* **Exercise goal**:
Scan the listing below and copy every line holding "sneakers".

* **Data rows**:

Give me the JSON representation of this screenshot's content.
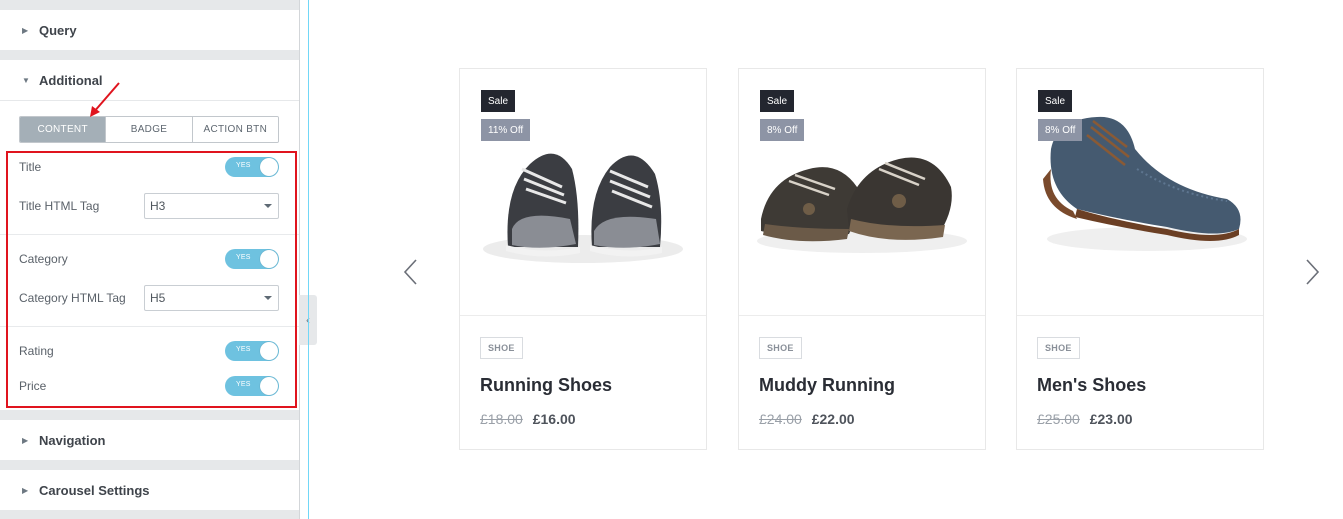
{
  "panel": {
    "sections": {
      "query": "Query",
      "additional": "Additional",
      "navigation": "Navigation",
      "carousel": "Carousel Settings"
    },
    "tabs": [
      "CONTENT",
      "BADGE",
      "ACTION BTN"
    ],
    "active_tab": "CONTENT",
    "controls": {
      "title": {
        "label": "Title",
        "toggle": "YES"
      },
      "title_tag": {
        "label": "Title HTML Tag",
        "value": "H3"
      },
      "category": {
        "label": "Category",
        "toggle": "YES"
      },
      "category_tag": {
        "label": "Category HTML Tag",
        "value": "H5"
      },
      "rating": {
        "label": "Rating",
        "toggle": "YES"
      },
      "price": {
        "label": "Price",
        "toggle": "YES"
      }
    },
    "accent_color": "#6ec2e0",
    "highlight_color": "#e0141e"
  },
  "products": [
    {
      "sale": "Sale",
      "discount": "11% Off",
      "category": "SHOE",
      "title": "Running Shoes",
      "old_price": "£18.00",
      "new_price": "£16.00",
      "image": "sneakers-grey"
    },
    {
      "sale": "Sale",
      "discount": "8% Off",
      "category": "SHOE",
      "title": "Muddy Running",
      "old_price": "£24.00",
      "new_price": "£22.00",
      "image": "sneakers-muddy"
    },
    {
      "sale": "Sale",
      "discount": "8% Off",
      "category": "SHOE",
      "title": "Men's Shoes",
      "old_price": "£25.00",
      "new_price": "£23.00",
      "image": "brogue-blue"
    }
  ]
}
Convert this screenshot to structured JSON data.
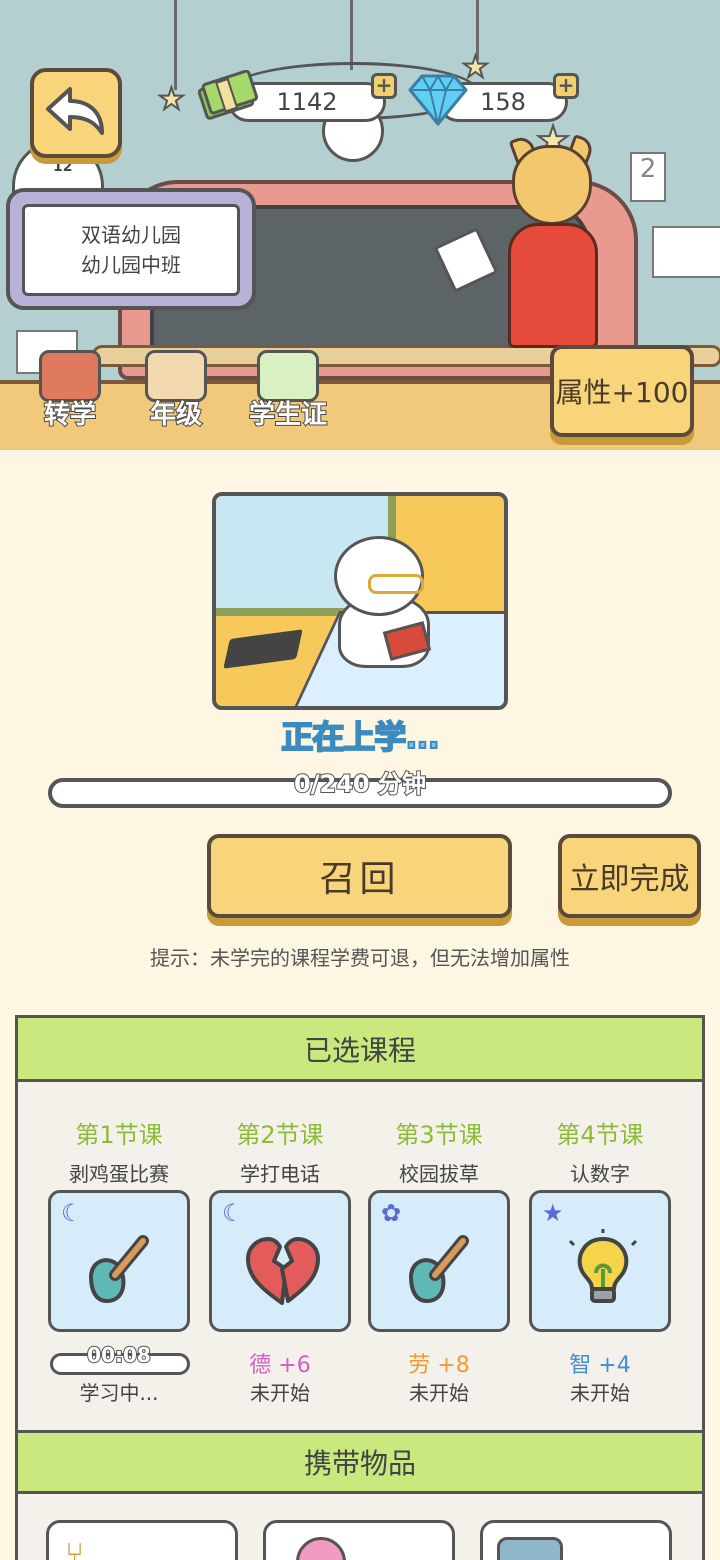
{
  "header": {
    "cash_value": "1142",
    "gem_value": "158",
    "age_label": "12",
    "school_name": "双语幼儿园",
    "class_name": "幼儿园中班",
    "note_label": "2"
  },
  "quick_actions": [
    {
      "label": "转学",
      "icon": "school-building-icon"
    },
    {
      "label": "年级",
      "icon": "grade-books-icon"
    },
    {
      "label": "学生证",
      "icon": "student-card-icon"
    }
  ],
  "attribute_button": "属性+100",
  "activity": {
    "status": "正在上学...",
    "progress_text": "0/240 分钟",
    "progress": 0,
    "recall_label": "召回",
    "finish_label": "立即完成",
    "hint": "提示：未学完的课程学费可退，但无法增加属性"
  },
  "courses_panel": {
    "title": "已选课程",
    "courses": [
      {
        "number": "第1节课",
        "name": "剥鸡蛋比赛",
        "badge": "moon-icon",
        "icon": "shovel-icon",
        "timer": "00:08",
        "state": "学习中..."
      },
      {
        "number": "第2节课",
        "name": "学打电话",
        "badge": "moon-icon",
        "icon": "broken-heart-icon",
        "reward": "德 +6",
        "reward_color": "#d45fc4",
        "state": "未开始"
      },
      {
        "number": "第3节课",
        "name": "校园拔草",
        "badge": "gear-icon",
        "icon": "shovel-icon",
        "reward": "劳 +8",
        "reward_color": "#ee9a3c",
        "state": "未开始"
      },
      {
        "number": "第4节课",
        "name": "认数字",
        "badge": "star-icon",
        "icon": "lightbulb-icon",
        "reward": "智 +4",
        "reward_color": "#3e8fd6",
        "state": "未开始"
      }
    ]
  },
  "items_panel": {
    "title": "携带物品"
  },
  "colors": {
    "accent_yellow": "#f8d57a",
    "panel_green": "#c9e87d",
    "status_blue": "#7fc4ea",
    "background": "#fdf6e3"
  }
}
* * *
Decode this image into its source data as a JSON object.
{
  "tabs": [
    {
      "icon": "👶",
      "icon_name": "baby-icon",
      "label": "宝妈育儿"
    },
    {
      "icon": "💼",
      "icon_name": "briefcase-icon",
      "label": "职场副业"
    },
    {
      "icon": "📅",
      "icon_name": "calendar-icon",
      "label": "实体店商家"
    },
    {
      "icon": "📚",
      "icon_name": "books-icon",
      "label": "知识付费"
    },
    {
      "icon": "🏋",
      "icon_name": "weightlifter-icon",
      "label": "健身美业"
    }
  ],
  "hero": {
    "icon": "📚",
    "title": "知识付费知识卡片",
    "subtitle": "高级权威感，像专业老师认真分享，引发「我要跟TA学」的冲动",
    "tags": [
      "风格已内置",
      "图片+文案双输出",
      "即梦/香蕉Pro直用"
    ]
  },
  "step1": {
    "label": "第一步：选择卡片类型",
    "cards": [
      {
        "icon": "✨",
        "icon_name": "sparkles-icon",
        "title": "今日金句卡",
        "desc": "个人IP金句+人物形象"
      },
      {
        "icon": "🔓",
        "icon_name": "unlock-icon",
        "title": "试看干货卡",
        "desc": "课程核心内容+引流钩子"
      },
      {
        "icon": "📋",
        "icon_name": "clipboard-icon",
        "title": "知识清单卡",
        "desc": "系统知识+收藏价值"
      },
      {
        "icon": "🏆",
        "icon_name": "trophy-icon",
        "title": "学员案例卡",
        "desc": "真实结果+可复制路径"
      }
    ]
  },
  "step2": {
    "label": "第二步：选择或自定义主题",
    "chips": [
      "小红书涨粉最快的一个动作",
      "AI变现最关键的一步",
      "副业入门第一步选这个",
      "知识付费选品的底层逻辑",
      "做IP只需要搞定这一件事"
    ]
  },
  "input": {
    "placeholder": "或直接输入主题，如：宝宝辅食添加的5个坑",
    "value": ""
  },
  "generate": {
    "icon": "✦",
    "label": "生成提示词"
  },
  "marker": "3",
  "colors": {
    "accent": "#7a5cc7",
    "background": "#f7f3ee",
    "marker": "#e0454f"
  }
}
* * *
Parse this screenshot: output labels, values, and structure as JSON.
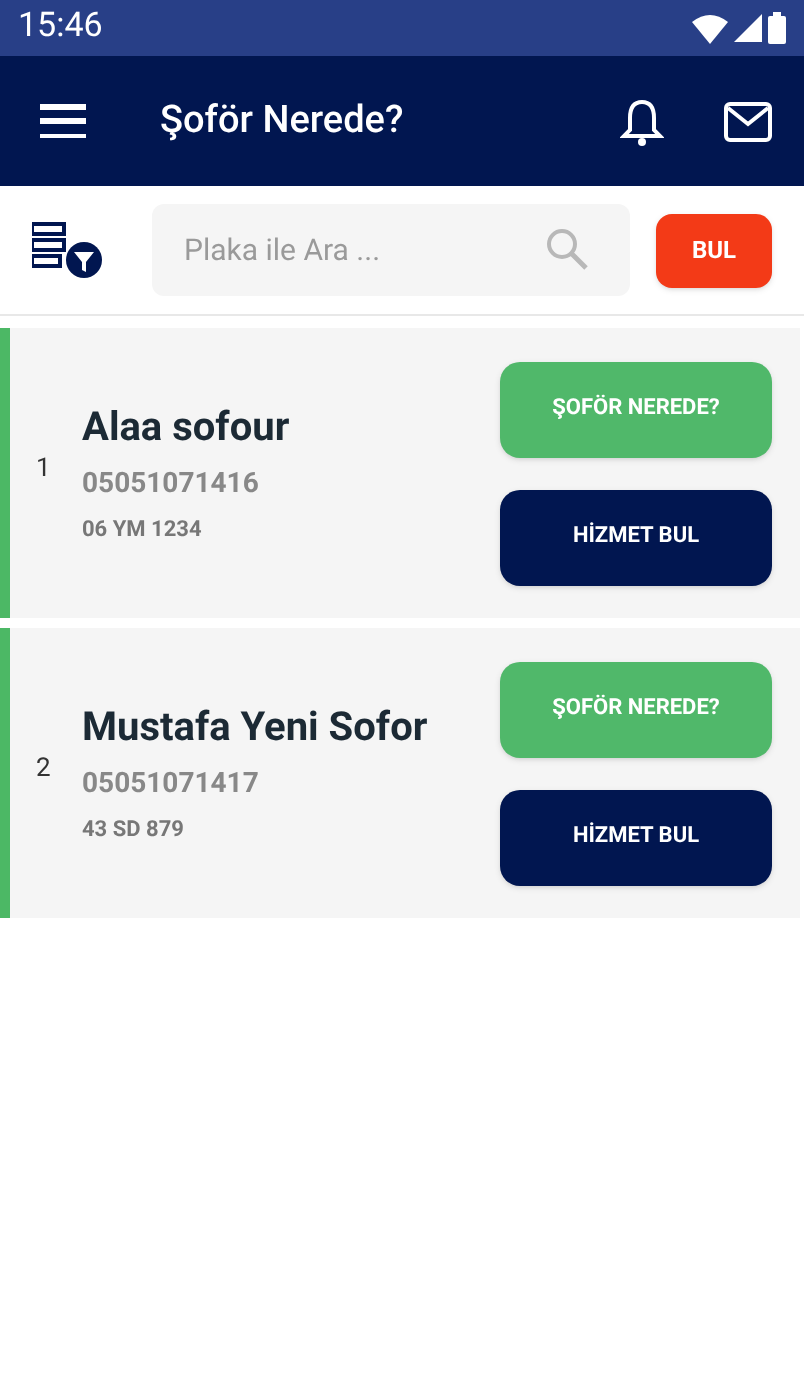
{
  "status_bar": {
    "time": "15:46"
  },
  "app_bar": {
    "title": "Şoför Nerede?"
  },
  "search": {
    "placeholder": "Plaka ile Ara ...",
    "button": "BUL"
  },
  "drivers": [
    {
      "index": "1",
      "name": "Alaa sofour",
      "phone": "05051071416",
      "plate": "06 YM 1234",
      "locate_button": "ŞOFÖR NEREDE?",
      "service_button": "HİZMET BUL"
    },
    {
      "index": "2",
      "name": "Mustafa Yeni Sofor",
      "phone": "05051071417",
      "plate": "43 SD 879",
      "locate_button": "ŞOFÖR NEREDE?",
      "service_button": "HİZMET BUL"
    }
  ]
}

* **Response to this task**:
      "image": "sneakers-grey"
      "image": "sneakers-muddy"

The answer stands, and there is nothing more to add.